→ Exercise aim
Return the listing below unchanged, minus its pictures.

→ Data shown
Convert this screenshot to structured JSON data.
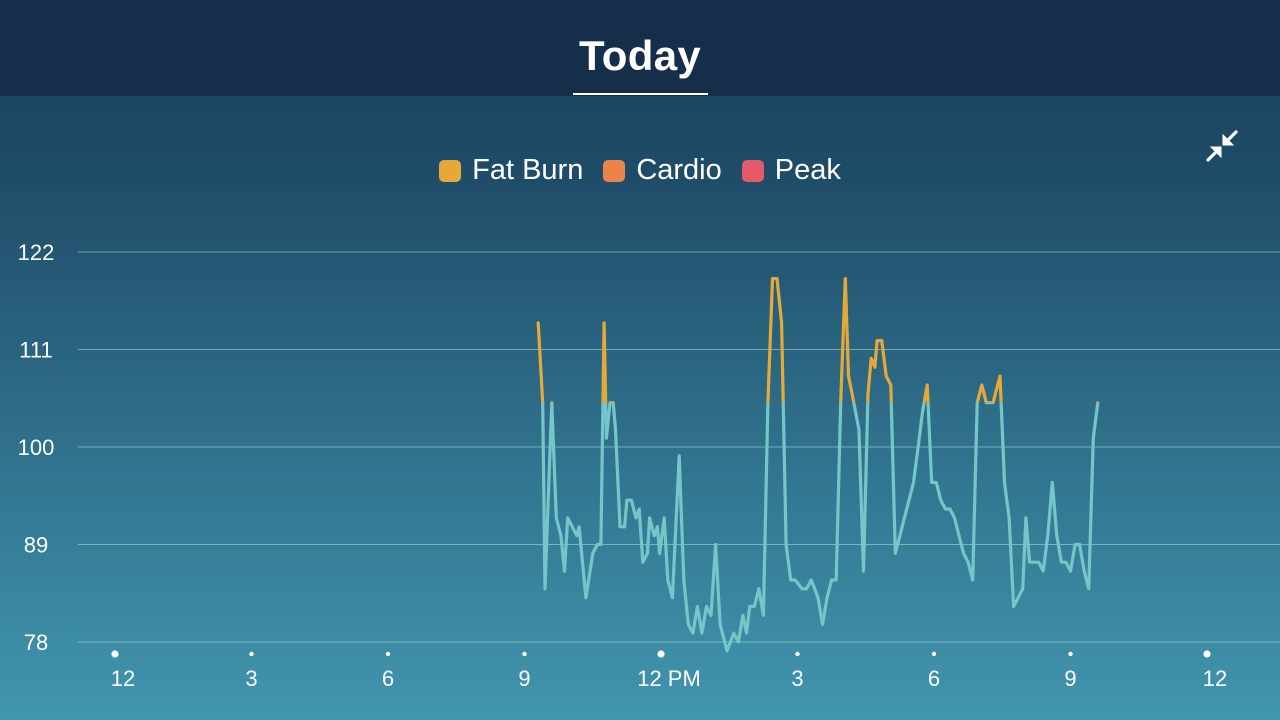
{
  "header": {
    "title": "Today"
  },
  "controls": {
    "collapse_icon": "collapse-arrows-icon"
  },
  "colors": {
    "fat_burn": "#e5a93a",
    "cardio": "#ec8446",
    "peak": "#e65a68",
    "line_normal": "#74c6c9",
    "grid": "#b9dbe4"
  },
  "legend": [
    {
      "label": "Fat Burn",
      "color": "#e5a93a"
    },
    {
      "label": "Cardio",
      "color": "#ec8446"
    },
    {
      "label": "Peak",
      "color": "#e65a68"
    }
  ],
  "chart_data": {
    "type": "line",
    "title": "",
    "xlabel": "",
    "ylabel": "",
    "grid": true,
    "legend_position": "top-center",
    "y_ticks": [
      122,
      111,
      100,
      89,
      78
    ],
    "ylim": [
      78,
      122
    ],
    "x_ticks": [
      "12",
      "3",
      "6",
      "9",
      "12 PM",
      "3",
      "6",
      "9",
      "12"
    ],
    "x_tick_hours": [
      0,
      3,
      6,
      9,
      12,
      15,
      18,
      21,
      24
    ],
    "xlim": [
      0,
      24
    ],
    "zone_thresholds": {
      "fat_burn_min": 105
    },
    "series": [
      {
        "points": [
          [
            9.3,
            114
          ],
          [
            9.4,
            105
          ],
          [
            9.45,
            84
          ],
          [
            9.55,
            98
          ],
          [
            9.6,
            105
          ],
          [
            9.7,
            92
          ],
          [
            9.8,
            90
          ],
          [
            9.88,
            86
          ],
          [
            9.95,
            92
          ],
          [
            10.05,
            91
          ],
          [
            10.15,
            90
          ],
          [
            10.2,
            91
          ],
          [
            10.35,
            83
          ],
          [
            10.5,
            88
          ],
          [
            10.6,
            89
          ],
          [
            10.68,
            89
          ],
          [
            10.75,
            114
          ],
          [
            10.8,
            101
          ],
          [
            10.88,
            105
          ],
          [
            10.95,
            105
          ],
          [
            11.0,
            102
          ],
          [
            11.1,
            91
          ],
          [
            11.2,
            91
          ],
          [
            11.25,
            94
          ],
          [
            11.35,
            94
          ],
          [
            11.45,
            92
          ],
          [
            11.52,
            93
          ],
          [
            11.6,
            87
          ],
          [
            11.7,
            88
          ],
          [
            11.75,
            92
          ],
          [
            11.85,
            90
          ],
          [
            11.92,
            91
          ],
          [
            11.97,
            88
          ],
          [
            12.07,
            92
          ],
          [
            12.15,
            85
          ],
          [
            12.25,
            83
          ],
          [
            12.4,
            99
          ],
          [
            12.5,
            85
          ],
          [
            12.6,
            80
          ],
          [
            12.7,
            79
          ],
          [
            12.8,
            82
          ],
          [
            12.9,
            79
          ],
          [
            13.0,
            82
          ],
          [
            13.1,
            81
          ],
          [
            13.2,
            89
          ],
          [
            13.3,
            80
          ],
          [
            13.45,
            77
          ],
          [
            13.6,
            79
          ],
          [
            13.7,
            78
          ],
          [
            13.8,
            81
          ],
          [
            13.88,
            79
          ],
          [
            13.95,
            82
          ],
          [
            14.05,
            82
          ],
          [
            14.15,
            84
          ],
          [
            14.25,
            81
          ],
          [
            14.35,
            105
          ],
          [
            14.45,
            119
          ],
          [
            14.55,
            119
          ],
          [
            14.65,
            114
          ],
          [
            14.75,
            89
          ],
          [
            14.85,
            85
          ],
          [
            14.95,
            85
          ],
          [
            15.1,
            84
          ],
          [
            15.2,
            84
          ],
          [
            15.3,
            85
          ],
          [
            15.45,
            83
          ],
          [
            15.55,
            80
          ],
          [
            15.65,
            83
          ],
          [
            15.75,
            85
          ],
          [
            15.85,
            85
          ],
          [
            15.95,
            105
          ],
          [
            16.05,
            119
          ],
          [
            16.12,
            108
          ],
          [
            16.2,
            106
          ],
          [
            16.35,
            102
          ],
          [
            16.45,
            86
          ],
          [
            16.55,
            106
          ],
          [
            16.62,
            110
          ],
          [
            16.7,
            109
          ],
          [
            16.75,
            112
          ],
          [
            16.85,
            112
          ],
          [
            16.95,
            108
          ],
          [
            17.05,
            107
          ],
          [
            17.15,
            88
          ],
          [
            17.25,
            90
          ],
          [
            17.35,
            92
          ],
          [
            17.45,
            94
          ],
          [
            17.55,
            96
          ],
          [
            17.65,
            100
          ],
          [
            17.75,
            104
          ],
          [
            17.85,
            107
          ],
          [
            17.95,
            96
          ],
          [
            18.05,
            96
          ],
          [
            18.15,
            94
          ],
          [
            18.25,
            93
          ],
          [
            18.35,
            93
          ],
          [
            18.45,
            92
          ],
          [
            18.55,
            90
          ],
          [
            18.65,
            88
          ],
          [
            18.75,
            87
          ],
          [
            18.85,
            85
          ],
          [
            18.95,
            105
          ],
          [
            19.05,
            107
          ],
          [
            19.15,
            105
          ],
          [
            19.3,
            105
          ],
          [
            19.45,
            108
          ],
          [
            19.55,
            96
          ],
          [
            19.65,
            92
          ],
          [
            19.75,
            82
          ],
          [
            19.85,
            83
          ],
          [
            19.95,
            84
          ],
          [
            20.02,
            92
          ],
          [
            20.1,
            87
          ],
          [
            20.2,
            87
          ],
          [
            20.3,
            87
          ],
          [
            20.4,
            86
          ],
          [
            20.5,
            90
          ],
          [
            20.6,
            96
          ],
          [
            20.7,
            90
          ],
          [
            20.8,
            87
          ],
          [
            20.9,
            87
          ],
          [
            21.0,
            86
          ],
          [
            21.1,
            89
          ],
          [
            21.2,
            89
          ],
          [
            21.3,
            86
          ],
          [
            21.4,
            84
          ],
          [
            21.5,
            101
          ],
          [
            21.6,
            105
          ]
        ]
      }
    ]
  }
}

→ Output for this exercise
Convert this screenshot to structured JSON data.
{
  "header": {
    "title": "Today"
  },
  "controls": {
    "collapse_icon": "collapse-arrows-icon"
  },
  "colors": {
    "fat_burn": "#e5a93a",
    "cardio": "#ec8446",
    "peak": "#e65a68",
    "line_normal": "#74c6c9",
    "grid": "#b9dbe4"
  },
  "legend": [
    {
      "label": "Fat Burn",
      "color": "#e5a93a"
    },
    {
      "label": "Cardio",
      "color": "#ec8446"
    },
    {
      "label": "Peak",
      "color": "#e65a68"
    }
  ],
  "chart_data": {
    "type": "line",
    "title": "",
    "xlabel": "",
    "ylabel": "",
    "grid": true,
    "legend_position": "top-center",
    "y_ticks": [
      122,
      111,
      100,
      89,
      78
    ],
    "ylim": [
      78,
      122
    ],
    "x_ticks": [
      "12",
      "3",
      "6",
      "9",
      "12 PM",
      "3",
      "6",
      "9",
      "12"
    ],
    "x_tick_hours": [
      0,
      3,
      6,
      9,
      12,
      15,
      18,
      21,
      24
    ],
    "xlim": [
      0,
      24
    ],
    "zone_thresholds": {
      "fat_burn_min": 105
    },
    "series": [
      {
        "points": [
          [
            9.3,
            114
          ],
          [
            9.4,
            105
          ],
          [
            9.45,
            84
          ],
          [
            9.55,
            98
          ],
          [
            9.6,
            105
          ],
          [
            9.7,
            92
          ],
          [
            9.8,
            90
          ],
          [
            9.88,
            86
          ],
          [
            9.95,
            92
          ],
          [
            10.05,
            91
          ],
          [
            10.15,
            90
          ],
          [
            10.2,
            91
          ],
          [
            10.35,
            83
          ],
          [
            10.5,
            88
          ],
          [
            10.6,
            89
          ],
          [
            10.68,
            89
          ],
          [
            10.75,
            114
          ],
          [
            10.8,
            101
          ],
          [
            10.88,
            105
          ],
          [
            10.95,
            105
          ],
          [
            11.0,
            102
          ],
          [
            11.1,
            91
          ],
          [
            11.2,
            91
          ],
          [
            11.25,
            94
          ],
          [
            11.35,
            94
          ],
          [
            11.45,
            92
          ],
          [
            11.52,
            93
          ],
          [
            11.6,
            87
          ],
          [
            11.7,
            88
          ],
          [
            11.75,
            92
          ],
          [
            11.85,
            90
          ],
          [
            11.92,
            91
          ],
          [
            11.97,
            88
          ],
          [
            12.07,
            92
          ],
          [
            12.15,
            85
          ],
          [
            12.25,
            83
          ],
          [
            12.4,
            99
          ],
          [
            12.5,
            85
          ],
          [
            12.6,
            80
          ],
          [
            12.7,
            79
          ],
          [
            12.8,
            82
          ],
          [
            12.9,
            79
          ],
          [
            13.0,
            82
          ],
          [
            13.1,
            81
          ],
          [
            13.2,
            89
          ],
          [
            13.3,
            80
          ],
          [
            13.45,
            77
          ],
          [
            13.6,
            79
          ],
          [
            13.7,
            78
          ],
          [
            13.8,
            81
          ],
          [
            13.88,
            79
          ],
          [
            13.95,
            82
          ],
          [
            14.05,
            82
          ],
          [
            14.15,
            84
          ],
          [
            14.25,
            81
          ],
          [
            14.35,
            105
          ],
          [
            14.45,
            119
          ],
          [
            14.55,
            119
          ],
          [
            14.65,
            114
          ],
          [
            14.75,
            89
          ],
          [
            14.85,
            85
          ],
          [
            14.95,
            85
          ],
          [
            15.1,
            84
          ],
          [
            15.2,
            84
          ],
          [
            15.3,
            85
          ],
          [
            15.45,
            83
          ],
          [
            15.55,
            80
          ],
          [
            15.65,
            83
          ],
          [
            15.75,
            85
          ],
          [
            15.85,
            85
          ],
          [
            15.95,
            105
          ],
          [
            16.05,
            119
          ],
          [
            16.12,
            108
          ],
          [
            16.2,
            106
          ],
          [
            16.35,
            102
          ],
          [
            16.45,
            86
          ],
          [
            16.55,
            106
          ],
          [
            16.62,
            110
          ],
          [
            16.7,
            109
          ],
          [
            16.75,
            112
          ],
          [
            16.85,
            112
          ],
          [
            16.95,
            108
          ],
          [
            17.05,
            107
          ],
          [
            17.15,
            88
          ],
          [
            17.25,
            90
          ],
          [
            17.35,
            92
          ],
          [
            17.45,
            94
          ],
          [
            17.55,
            96
          ],
          [
            17.65,
            100
          ],
          [
            17.75,
            104
          ],
          [
            17.85,
            107
          ],
          [
            17.95,
            96
          ],
          [
            18.05,
            96
          ],
          [
            18.15,
            94
          ],
          [
            18.25,
            93
          ],
          [
            18.35,
            93
          ],
          [
            18.45,
            92
          ],
          [
            18.55,
            90
          ],
          [
            18.65,
            88
          ],
          [
            18.75,
            87
          ],
          [
            18.85,
            85
          ],
          [
            18.95,
            105
          ],
          [
            19.05,
            107
          ],
          [
            19.15,
            105
          ],
          [
            19.3,
            105
          ],
          [
            19.45,
            108
          ],
          [
            19.55,
            96
          ],
          [
            19.65,
            92
          ],
          [
            19.75,
            82
          ],
          [
            19.85,
            83
          ],
          [
            19.95,
            84
          ],
          [
            20.02,
            92
          ],
          [
            20.1,
            87
          ],
          [
            20.2,
            87
          ],
          [
            20.3,
            87
          ],
          [
            20.4,
            86
          ],
          [
            20.5,
            90
          ],
          [
            20.6,
            96
          ],
          [
            20.7,
            90
          ],
          [
            20.8,
            87
          ],
          [
            20.9,
            87
          ],
          [
            21.0,
            86
          ],
          [
            21.1,
            89
          ],
          [
            21.2,
            89
          ],
          [
            21.3,
            86
          ],
          [
            21.4,
            84
          ],
          [
            21.5,
            101
          ],
          [
            21.6,
            105
          ]
        ]
      }
    ]
  }
}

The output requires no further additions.